• _Short task_
List each line of the data that holds the word "stars".

• _Input material_
============================================================
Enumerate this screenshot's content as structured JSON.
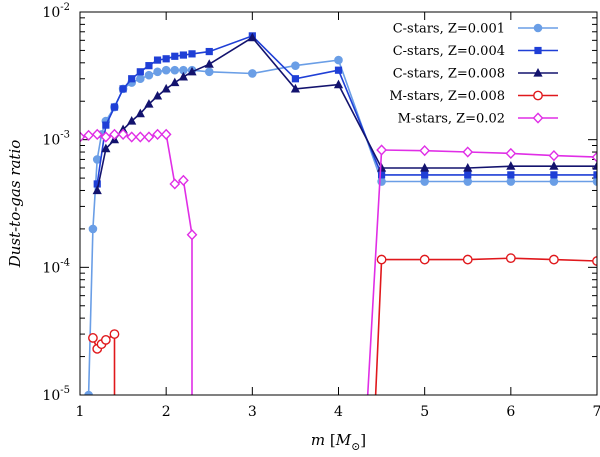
{
  "chart_data": {
    "type": "line",
    "title": "",
    "xlabel": "m [M_⊙]",
    "xlabel_parts": {
      "var": "m",
      "open": " [",
      "sym": "M",
      "sub": "⊙",
      "close": "]"
    },
    "ylabel": "Dust-to-gas ratio",
    "xlim": [
      1,
      7
    ],
    "ylim": [
      1e-05,
      0.01
    ],
    "yscale": "log",
    "legend_position": "top-right",
    "x_ticks": [
      1,
      2,
      3,
      4,
      5,
      6,
      7
    ],
    "x_tick_labels": [
      "1",
      "2",
      "3",
      "4",
      "5",
      "6",
      "7"
    ],
    "y_ticks": [
      {
        "value": 1e-05,
        "base": "10",
        "exp": "-5"
      },
      {
        "value": 0.0001,
        "base": "10",
        "exp": "-4"
      },
      {
        "value": 0.001,
        "base": "10",
        "exp": "-3"
      },
      {
        "value": 0.01,
        "base": "10",
        "exp": "-2"
      }
    ],
    "series": [
      {
        "name": "C-stars, Z=0.001",
        "color": "#6a9ee6",
        "marker": "circle",
        "x": [
          1.1,
          1.15,
          1.2,
          1.25,
          1.3,
          1.4,
          1.5,
          1.6,
          1.7,
          1.8,
          1.9,
          2.0,
          2.1,
          2.2,
          2.3,
          2.5,
          3.0,
          3.5,
          4.0
        ],
        "y": [
          1e-05,
          0.0002,
          0.0007,
          0.0011,
          0.0014,
          0.0018,
          0.0025,
          0.0028,
          0.003,
          0.0032,
          0.0034,
          0.0035,
          0.0035,
          0.0035,
          0.0035,
          0.0034,
          0.0033,
          0.0038,
          0.0042
        ],
        "x_tail": [
          4.5,
          5.0,
          5.5,
          6.0,
          6.5,
          7.0
        ],
        "y_tail": [
          0.00047,
          0.00047,
          0.00047,
          0.00047,
          0.00047,
          0.00047
        ]
      },
      {
        "name": "C-stars, Z=0.004",
        "color": "#1f3fd6",
        "marker": "square",
        "x": [
          1.2,
          1.3,
          1.4,
          1.5,
          1.6,
          1.7,
          1.8,
          1.9,
          2.0,
          2.1,
          2.2,
          2.3,
          2.5,
          3.0,
          3.5,
          4.0
        ],
        "y": [
          0.00045,
          0.0013,
          0.0018,
          0.0025,
          0.003,
          0.0034,
          0.0038,
          0.0042,
          0.0043,
          0.0045,
          0.0046,
          0.0047,
          0.0049,
          0.0065,
          0.003,
          0.0035
        ],
        "x_tail": [
          4.5,
          5.0,
          5.5,
          6.0,
          6.5,
          7.0
        ],
        "y_tail": [
          0.00053,
          0.00053,
          0.00053,
          0.00053,
          0.00053,
          0.00053
        ]
      },
      {
        "name": "C-stars, Z=0.008",
        "color": "#13136e",
        "marker": "triangle",
        "x": [
          1.2,
          1.3,
          1.4,
          1.5,
          1.6,
          1.7,
          1.8,
          1.9,
          2.0,
          2.1,
          2.2,
          2.3,
          2.5,
          3.0,
          3.5,
          4.0
        ],
        "y": [
          0.0004,
          0.00085,
          0.001,
          0.0012,
          0.0014,
          0.0016,
          0.0019,
          0.0022,
          0.0025,
          0.0028,
          0.0031,
          0.0034,
          0.0039,
          0.0063,
          0.0025,
          0.0027
        ],
        "x_tail": [
          4.5,
          5.0,
          5.5,
          6.0,
          6.5,
          7.0
        ],
        "y_tail": [
          0.0006,
          0.0006,
          0.0006,
          0.00062,
          0.00062,
          0.00062
        ]
      },
      {
        "name": "M-stars, Z=0.008",
        "color": "#e0181c",
        "marker": "open-circle",
        "x": [
          1.15,
          1.2,
          1.25,
          1.3,
          1.4
        ],
        "y": [
          2.8e-05,
          2.3e-05,
          2.5e-05,
          2.7e-05,
          3e-05
        ],
        "x_tail": [
          4.5,
          5.0,
          5.5,
          6.0,
          6.5,
          7.0
        ],
        "y_tail": [
          0.000115,
          0.000115,
          0.000115,
          0.000118,
          0.000115,
          0.000112
        ]
      },
      {
        "name": "M-stars, Z=0.02",
        "color": "#e02ee6",
        "marker": "open-diamond",
        "x": [
          1.0,
          1.1,
          1.2,
          1.3,
          1.4,
          1.5,
          1.6,
          1.7,
          1.8,
          1.9,
          2.0,
          2.1,
          2.2,
          2.3
        ],
        "y": [
          0.00105,
          0.00108,
          0.0011,
          0.00105,
          0.0011,
          0.0011,
          0.00105,
          0.00105,
          0.00105,
          0.0011,
          0.0011,
          0.00045,
          0.00048,
          0.00018
        ],
        "x_tail": [
          4.5,
          5.0,
          5.5,
          6.0,
          6.5,
          7.0
        ],
        "y_tail": [
          0.00083,
          0.00082,
          0.0008,
          0.00078,
          0.00075,
          0.00073
        ]
      }
    ]
  }
}
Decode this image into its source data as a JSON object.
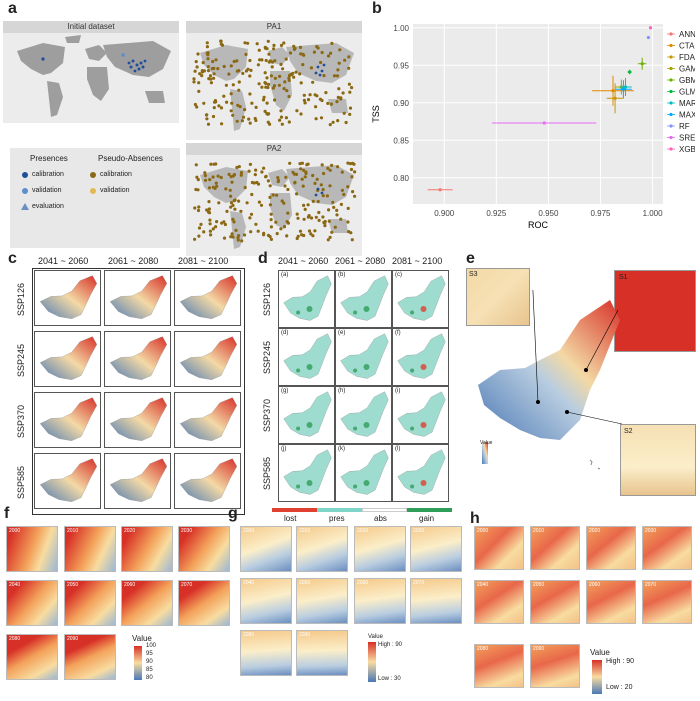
{
  "labels": {
    "a": "a",
    "b": "b",
    "c": "c",
    "d": "d",
    "e": "e",
    "f": "f",
    "g": "g",
    "h": "h"
  },
  "panel_a": {
    "map1_title": "Initial dataset",
    "map2_title": "PA1",
    "map3_title": "PA2",
    "legend": {
      "presences_title": "Presences",
      "pseudo_title": "Pseudo-Absences",
      "presences": [
        "calibration",
        "validation",
        "evaluation"
      ],
      "pseudo": [
        "calibration",
        "validation"
      ]
    },
    "colors": {
      "land": "#9e9e9e",
      "ocean": "#ececec",
      "calib": "#1f4e9c",
      "valid": "#5b8fc9",
      "pa_calib": "#8b6914",
      "pa_valid": "#e3b955"
    }
  },
  "panel_b": {
    "chart_data": {
      "type": "scatter",
      "xlabel": "ROC",
      "ylabel": "TSS",
      "xlim": [
        0.885,
        1.005
      ],
      "ylim": [
        0.765,
        1.005
      ],
      "xticks": [
        "0.900",
        "0.925",
        "0.950",
        "0.975",
        "1.000"
      ],
      "yticks": [
        "0.80",
        "0.85",
        "0.90",
        "0.95",
        "1.00"
      ],
      "series": [
        {
          "name": "ANN",
          "color": "#f8766d",
          "x": 0.898,
          "y": 0.784,
          "xerr": 0.006,
          "yerr": 0.0
        },
        {
          "name": "CTA",
          "color": "#e58700",
          "x": 0.981,
          "y": 0.916,
          "xerr": 0.01,
          "yerr": 0.02
        },
        {
          "name": "FDA",
          "color": "#c99800",
          "x": 0.982,
          "y": 0.906,
          "xerr": 0.004,
          "yerr": 0.02
        },
        {
          "name": "GAM",
          "color": "#a3a500",
          "x": 0.985,
          "y": 0.921,
          "xerr": 0.003,
          "yerr": 0.01
        },
        {
          "name": "GBM",
          "color": "#6bb100",
          "x": 0.995,
          "y": 0.952,
          "xerr": 0.002,
          "yerr": 0.008
        },
        {
          "name": "GLM",
          "color": "#00ba38",
          "x": 0.989,
          "y": 0.941,
          "xerr": 0.001,
          "yerr": 0.003
        },
        {
          "name": "MARS",
          "color": "#00bfc4",
          "x": 0.987,
          "y": 0.921,
          "xerr": 0.003,
          "yerr": 0.012
        },
        {
          "name": "MAXNET",
          "color": "#00a9ff",
          "x": 0.986,
          "y": 0.918,
          "xerr": 0.004,
          "yerr": 0.012
        },
        {
          "name": "RF",
          "color": "#8494ff",
          "x": 0.998,
          "y": 0.987,
          "xerr": 0.0,
          "yerr": 0.0
        },
        {
          "name": "SRE",
          "color": "#e76bf3",
          "x": 0.948,
          "y": 0.873,
          "xerr": 0.025,
          "yerr": 0.0
        },
        {
          "name": "XGBOOST",
          "color": "#ff62bc",
          "x": 0.999,
          "y": 1.0,
          "xerr": 0.0,
          "yerr": 0.0
        }
      ]
    }
  },
  "panel_c": {
    "cols": [
      "2041 ~ 2060",
      "2061 ~ 2080",
      "2081 ~ 2100"
    ],
    "rows": [
      "SSP126",
      "SSP245",
      "SSP370",
      "SSP585"
    ]
  },
  "panel_d": {
    "cols": [
      "2041 ~ 2060",
      "2061 ~ 2080",
      "2081 ~ 2100"
    ],
    "rows": [
      "SSP126",
      "SSP245",
      "SSP370",
      "SSP585"
    ],
    "tags": [
      "(a)",
      "(b)",
      "(c)",
      "(d)",
      "(e)",
      "(f)",
      "(g)",
      "(h)",
      "(i)",
      "(j)",
      "(k)",
      "(l)"
    ],
    "legend": [
      {
        "label": "lost",
        "color": "#e04030"
      },
      {
        "label": "pres",
        "color": "#7fd6c8"
      },
      {
        "label": "abs",
        "color": "#ffffff"
      },
      {
        "label": "gain",
        "color": "#2e9e58"
      }
    ]
  },
  "panel_e": {
    "s1": "S1",
    "s2": "S2",
    "s3": "S3",
    "value_title": "Value"
  },
  "panel_f": {
    "years": [
      "2000",
      "2010",
      "2020",
      "2030",
      "2040",
      "2050",
      "2060",
      "2070",
      "2080",
      "2090"
    ],
    "legend_title": "Value",
    "legend_ticks": [
      "100",
      "95",
      "90",
      "85",
      "80"
    ]
  },
  "panel_g": {
    "years": [
      "2000",
      "2010",
      "2020",
      "2030",
      "2040",
      "2050",
      "2060",
      "2070",
      "2080",
      "2090"
    ],
    "legend_title": "Value",
    "legend_high": "High : 90",
    "legend_low": "Low : 30"
  },
  "panel_h": {
    "years": [
      "2000",
      "2010",
      "2020",
      "2030",
      "2040",
      "2050",
      "2060",
      "2070",
      "2080",
      "2090"
    ],
    "legend_title": "Value",
    "legend_high": "High : 90",
    "legend_low": "Low : 20"
  }
}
============================================================
• _Correct response_
        "name": "C-stars, Z=0.001",
        "name": "C-stars, Z=0.004",
        "name": "C-stars, Z=0.008",
        "name": "M-stars, Z=0.008",
        "name": "M-stars, Z=0.02",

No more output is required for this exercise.